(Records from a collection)
Begin

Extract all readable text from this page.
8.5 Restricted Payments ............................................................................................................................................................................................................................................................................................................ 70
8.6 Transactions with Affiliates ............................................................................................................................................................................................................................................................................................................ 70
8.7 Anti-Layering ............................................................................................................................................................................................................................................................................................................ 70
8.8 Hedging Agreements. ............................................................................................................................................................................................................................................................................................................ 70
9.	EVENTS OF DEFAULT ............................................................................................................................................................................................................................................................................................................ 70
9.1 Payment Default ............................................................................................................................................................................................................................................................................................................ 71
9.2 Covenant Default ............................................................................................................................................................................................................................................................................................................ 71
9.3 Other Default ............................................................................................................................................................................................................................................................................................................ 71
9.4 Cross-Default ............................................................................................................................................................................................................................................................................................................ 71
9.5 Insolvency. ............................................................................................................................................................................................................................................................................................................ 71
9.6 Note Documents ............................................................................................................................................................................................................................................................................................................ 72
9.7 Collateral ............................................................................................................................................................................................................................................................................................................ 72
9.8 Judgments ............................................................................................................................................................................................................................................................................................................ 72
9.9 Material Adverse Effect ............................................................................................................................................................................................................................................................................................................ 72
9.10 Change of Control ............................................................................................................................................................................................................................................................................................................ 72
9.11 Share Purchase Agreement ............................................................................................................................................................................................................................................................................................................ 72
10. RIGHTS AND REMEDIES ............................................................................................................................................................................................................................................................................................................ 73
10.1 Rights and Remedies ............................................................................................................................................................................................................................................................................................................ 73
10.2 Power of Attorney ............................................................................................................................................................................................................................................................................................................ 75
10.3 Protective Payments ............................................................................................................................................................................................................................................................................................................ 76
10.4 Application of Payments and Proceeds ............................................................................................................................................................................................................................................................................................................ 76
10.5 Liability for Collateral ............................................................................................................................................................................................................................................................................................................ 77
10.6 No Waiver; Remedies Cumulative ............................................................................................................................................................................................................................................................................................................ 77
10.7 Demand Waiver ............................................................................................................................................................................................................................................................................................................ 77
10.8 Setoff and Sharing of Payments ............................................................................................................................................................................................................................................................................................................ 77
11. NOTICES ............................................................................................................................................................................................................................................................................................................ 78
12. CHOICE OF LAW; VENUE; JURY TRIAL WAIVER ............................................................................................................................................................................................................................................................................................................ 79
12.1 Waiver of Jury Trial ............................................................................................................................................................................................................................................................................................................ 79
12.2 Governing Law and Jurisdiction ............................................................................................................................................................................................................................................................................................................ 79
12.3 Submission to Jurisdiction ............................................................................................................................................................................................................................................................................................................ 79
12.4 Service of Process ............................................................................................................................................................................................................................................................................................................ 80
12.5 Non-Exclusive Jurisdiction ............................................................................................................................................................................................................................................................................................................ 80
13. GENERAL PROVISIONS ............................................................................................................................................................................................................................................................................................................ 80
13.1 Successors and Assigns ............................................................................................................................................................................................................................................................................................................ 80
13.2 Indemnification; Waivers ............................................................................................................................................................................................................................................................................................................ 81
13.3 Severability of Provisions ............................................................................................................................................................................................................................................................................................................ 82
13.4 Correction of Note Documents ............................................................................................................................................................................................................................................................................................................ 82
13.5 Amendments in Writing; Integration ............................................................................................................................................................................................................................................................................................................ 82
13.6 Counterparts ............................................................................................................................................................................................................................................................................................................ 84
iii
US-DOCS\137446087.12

End

■ **The exercise**
Filter the records above for "Note" and copy every matching line.

■ **Task output**
9.6 Note Documents ............................................................................................................................................................................................................................................................................................................ 72
13.4 Correction of Note Documents ............................................................................................................................................................................................................................................................................................................ 82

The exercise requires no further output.